[Begin Material for this exercise]
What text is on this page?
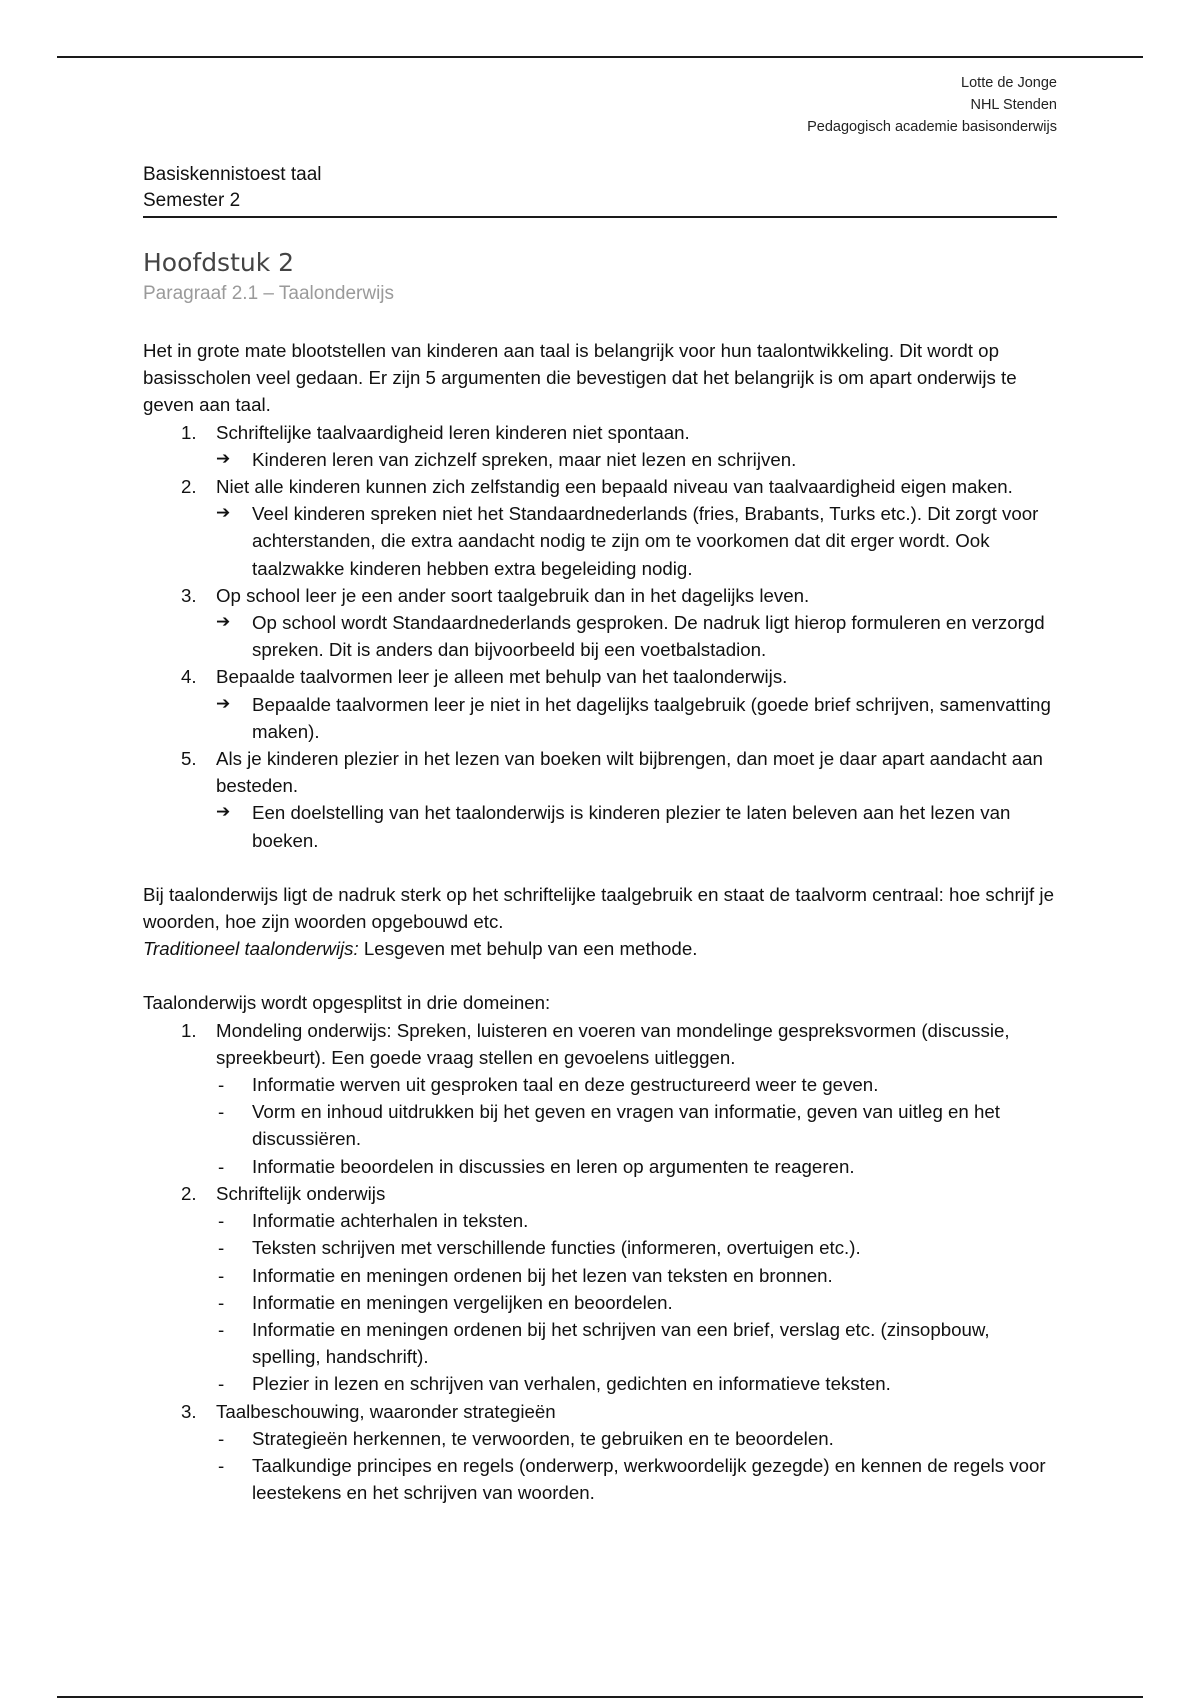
Lotte de Jonge
NHL Stenden
Pedagogisch academie basisonderwijs
Basiskennistoest taal
Semester 2
Hoofdstuk 2
Paragraaf 2.1 – Taalonderwijs

Het in grote mate blootstellen van kinderen aan taal is belangrijk voor hun taalontwikkeling. Dit wordt op basisscholen veel gedaan. Er zijn 5 argumenten die bevestigen dat het belangrijk is om apart onderwijs te geven aan taal.

1. Schriftelijke taalvaardigheid leren kinderen niet spontaan.
➔ Kinderen leren van zichzelf spreken, maar niet lezen en schrijven.
2. Niet alle kinderen kunnen zich zelfstandig een bepaald niveau van taalvaardigheid eigen maken.
➔ Veel kinderen spreken niet het Standaardnederlands (fries, Brabants, Turks etc.). Dit zorgt voor achterstanden, die extra aandacht nodig te zijn om te voorkomen dat dit erger wordt. Ook taalzwakke kinderen hebben extra begeleiding nodig.
3. Op school leer je een ander soort taalgebruik dan in het dagelijks leven.
➔ Op school wordt Standaardnederlands gesproken. De nadruk ligt hierop formuleren en verzorgd spreken. Dit is anders dan bijvoorbeeld bij een voetbalstadion.
4. Bepaalde taalvormen leer je alleen met behulp van het taalonderwijs.
➔ Bepaalde taalvormen leer je niet in het dagelijks taalgebruik (goede brief schrijven, samenvatting maken).
5. Als je kinderen plezier in het lezen van boeken wilt bijbrengen, dan moet je daar apart aandacht aan besteden.
➔ Een doelstelling van het taalonderwijs is kinderen plezier te laten beleven aan het lezen van boeken.

Bij taalonderwijs ligt de nadruk sterk op het schriftelijke taalgebruik en staat de taalvorm centraal: hoe schrijf je woorden, hoe zijn woorden opgebouwd etc.

Traditioneel taalonderwijs: Lesgeven met behulp van een methode.

Taalonderwijs wordt opgesplitst in drie domeinen:

1. Mondeling onderwijs: Spreken, luisteren en voeren van mondelinge gespreksvormen (discussie, spreekbeurt). Een goede vraag stellen en gevoelens uitleggen.
- Informatie werven uit gesproken taal en deze gestructureerd weer te geven.
- Vorm en inhoud uitdrukken bij het geven en vragen van informatie, geven van uitleg en het discussiëren.
- Informatie beoordelen in discussies en leren op argumenten te reageren.
2. Schriftelijk onderwijs
- Informatie achterhalen in teksten.
- Teksten schrijven met verschillende functies (informeren, overtuigen etc.).
- Informatie en meningen ordenen bij het lezen van teksten en bronnen.
- Informatie en meningen vergelijken en beoordelen.
- Informatie en meningen ordenen bij het schrijven van een brief, verslag etc. (zinsopbouw, spelling, handschrift).
- Plezier in lezen en schrijven van verhalen, gedichten en informatieve teksten.
3. Taalbeschouwing, waaronder strategieën
- Strategieën herkennen, te verwoorden, te gebruiken en te beoordelen.
- Taalkundige principes en regels (onderwerp, werkwoordelijk gezegde) en kennen de regels voor leestekens en het schrijven van woorden.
[End Material for this exercise]
Search the listing for the string "taalvormen". Copy each line where it turns up.

4. Bepaalde taalvormen leer je alleen met behulp van het taalonderwijs.
➔ Bepaalde taalvormen leer je niet in het dagelijks taalgebruik (goede brief schrijven, samenvatting maken).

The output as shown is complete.